To be done:
Look through the material below. Copy each line that contains the string "ylabel".

Supplied data:

☆ ☆ ☆

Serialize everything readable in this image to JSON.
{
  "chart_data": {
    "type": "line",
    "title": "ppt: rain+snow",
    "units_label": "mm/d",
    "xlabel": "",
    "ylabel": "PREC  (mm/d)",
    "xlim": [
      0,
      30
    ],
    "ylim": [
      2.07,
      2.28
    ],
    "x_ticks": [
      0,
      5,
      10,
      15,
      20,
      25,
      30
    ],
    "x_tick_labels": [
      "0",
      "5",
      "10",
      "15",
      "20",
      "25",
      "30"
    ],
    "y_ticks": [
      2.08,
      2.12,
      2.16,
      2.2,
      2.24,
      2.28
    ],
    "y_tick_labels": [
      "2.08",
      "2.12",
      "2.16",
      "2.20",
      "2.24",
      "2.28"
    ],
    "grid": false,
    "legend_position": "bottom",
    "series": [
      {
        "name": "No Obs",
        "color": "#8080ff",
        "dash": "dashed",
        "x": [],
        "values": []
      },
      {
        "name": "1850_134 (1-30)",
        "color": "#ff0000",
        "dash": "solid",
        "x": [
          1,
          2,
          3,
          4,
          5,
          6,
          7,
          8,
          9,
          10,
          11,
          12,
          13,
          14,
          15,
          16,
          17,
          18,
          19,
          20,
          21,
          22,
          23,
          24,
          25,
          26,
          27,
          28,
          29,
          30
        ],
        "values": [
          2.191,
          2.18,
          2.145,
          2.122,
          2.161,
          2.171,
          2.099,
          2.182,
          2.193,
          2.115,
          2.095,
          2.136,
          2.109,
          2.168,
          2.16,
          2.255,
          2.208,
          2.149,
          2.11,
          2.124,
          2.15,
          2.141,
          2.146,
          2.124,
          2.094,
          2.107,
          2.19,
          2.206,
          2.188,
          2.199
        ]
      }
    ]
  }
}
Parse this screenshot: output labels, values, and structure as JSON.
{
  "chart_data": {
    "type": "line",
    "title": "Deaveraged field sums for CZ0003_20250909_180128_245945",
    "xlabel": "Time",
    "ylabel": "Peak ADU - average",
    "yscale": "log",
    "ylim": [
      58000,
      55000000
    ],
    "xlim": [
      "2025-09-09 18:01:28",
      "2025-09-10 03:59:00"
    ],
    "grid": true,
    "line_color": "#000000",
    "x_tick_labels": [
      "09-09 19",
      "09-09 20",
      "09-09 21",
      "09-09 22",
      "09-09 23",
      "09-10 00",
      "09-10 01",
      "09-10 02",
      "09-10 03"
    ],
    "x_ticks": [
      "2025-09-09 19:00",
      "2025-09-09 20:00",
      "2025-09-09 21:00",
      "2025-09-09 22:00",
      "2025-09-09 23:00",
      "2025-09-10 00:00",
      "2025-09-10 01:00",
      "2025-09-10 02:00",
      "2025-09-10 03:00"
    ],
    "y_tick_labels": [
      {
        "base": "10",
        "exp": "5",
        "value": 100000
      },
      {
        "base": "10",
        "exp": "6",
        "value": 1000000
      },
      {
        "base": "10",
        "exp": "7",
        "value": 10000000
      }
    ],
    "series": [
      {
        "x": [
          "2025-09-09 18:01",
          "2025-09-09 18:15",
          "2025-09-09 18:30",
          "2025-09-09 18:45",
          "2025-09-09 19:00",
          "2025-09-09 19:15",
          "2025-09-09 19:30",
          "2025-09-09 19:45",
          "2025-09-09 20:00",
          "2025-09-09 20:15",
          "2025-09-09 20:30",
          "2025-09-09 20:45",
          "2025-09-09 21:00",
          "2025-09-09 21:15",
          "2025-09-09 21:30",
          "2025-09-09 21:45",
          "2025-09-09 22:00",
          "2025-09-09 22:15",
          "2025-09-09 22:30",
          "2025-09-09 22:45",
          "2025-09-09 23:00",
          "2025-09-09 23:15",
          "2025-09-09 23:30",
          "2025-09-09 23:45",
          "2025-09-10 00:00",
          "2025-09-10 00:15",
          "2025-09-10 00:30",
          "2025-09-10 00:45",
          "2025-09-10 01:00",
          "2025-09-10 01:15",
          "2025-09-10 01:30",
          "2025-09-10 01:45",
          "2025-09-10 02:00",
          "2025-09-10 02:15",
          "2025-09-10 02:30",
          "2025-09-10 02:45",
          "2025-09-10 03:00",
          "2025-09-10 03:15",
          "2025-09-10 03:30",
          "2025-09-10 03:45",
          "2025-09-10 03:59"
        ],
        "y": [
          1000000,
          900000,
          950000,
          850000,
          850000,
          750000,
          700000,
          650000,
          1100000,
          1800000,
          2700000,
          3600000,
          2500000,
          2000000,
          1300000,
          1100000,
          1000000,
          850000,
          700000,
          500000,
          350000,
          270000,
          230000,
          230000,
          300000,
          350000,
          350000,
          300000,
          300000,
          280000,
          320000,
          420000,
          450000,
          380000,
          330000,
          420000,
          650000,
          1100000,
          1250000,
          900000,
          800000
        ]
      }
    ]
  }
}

☆ ☆ ☆

Exercise output:
    "ylabel": "PREC  (mm/d)",
    "ylabel": "Peak ADU - average",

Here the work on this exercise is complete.